• [Listed entries]:
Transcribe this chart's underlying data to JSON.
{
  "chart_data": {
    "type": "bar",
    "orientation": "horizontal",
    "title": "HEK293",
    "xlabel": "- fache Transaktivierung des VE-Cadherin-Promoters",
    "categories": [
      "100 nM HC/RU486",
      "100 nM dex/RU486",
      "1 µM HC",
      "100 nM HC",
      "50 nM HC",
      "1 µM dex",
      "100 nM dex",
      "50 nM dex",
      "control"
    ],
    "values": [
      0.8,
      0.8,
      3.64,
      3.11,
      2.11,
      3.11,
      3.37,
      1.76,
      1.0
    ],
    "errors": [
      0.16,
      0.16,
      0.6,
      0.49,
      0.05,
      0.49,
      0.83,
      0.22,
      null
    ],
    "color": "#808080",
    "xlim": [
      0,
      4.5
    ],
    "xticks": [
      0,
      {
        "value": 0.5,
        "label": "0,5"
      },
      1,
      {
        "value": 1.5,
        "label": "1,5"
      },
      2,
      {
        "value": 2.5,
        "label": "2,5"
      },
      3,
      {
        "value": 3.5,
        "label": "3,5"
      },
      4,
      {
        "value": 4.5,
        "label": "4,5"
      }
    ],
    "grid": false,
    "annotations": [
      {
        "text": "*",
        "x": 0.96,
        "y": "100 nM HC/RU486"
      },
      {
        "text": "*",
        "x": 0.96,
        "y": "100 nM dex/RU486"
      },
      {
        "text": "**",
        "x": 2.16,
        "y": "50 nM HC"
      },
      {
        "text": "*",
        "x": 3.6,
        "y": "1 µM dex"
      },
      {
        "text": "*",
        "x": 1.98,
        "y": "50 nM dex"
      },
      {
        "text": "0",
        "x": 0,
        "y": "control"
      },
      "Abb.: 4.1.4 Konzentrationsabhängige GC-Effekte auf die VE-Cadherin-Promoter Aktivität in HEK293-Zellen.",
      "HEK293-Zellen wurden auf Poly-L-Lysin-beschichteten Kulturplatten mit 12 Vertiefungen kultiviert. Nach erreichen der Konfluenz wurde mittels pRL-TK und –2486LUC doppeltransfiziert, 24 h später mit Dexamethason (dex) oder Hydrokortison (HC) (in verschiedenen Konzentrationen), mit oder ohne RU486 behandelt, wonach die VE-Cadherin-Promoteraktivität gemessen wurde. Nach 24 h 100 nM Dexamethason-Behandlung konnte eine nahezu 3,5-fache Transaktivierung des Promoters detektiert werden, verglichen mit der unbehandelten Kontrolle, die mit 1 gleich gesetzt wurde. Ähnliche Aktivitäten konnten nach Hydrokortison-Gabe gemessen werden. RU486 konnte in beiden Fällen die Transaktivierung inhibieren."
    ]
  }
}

• [Task details]:
Transcribe each entry exactly.

• [The output]:
Transcribe this chart's underlying data to JSON.
{
  "chart_data": {
    "type": "bar",
    "orientation": "horizontal",
    "title": "HEK293",
    "xlabel": "- fache Transaktivierung des VE-Cadherin-Promoters",
    "categories": [
      "100 nM HC/RU486",
      "100 nM dex/RU486",
      "1 µM HC",
      "100 nM HC",
      "50 nM HC",
      "1 µM dex",
      "100 nM dex",
      "50 nM dex",
      "control"
    ],
    "values": [
      0.8,
      0.8,
      3.64,
      3.11,
      2.11,
      3.11,
      3.37,
      1.76,
      1.0
    ],
    "errors": [
      0.16,
      0.16,
      0.6,
      0.49,
      0.05,
      0.49,
      0.83,
      0.22,
      null
    ],
    "color": "#808080",
    "xlim": [
      0,
      4.5
    ],
    "xticks": [
      0,
      {
        "value": 0.5,
        "label": "0,5"
      },
      1,
      {
        "value": 1.5,
        "label": "1,5"
      },
      2,
      {
        "value": 2.5,
        "label": "2,5"
      },
      3,
      {
        "value": 3.5,
        "label": "3,5"
      },
      4,
      {
        "value": 4.5,
        "label": "4,5"
      }
    ],
    "grid": false,
    "annotations": [
      {
        "text": "*",
        "x": 0.96,
        "y": "100 nM HC/RU486"
      },
      {
        "text": "*",
        "x": 0.96,
        "y": "100 nM dex/RU486"
      },
      {
        "text": "**",
        "x": 2.16,
        "y": "50 nM HC"
      },
      {
        "text": "*",
        "x": 3.6,
        "y": "1 µM dex"
      },
      {
        "text": "*",
        "x": 1.98,
        "y": "50 nM dex"
      },
      {
        "text": "0",
        "x": 0,
        "y": "control"
      },
      "Abb.: 4.1.4 Konzentrationsabhängige GC-Effekte auf die VE-Cadherin-Promoter Aktivität in HEK293-Zellen.",
      "HEK293-Zellen wurden auf Poly-L-Lysin-beschichteten Kulturplatten mit 12 Vertiefungen kultiviert. Nach erreichen der Konfluenz wurde mittels pRL-TK und –2486LUC doppeltransfiziert, 24 h später mit Dexamethason (dex) oder Hydrokortison (HC) (in verschiedenen Konzentrationen), mit oder ohne RU486 behandelt, wonach die VE-Cadherin-Promoteraktivität gemessen wurde. Nach 24 h 100 nM Dexamethason-Behandlung konnte eine nahezu 3,5-fache Transaktivierung des Promoters detektiert werden, verglichen mit der unbehandelten Kontrolle, die mit 1 gleich gesetzt wurde. Ähnliche Aktivitäten konnten nach Hydrokortison-Gabe gemessen werden. RU486 konnte in beiden Fällen die Transaktivierung inhibieren."
    ]
  }
}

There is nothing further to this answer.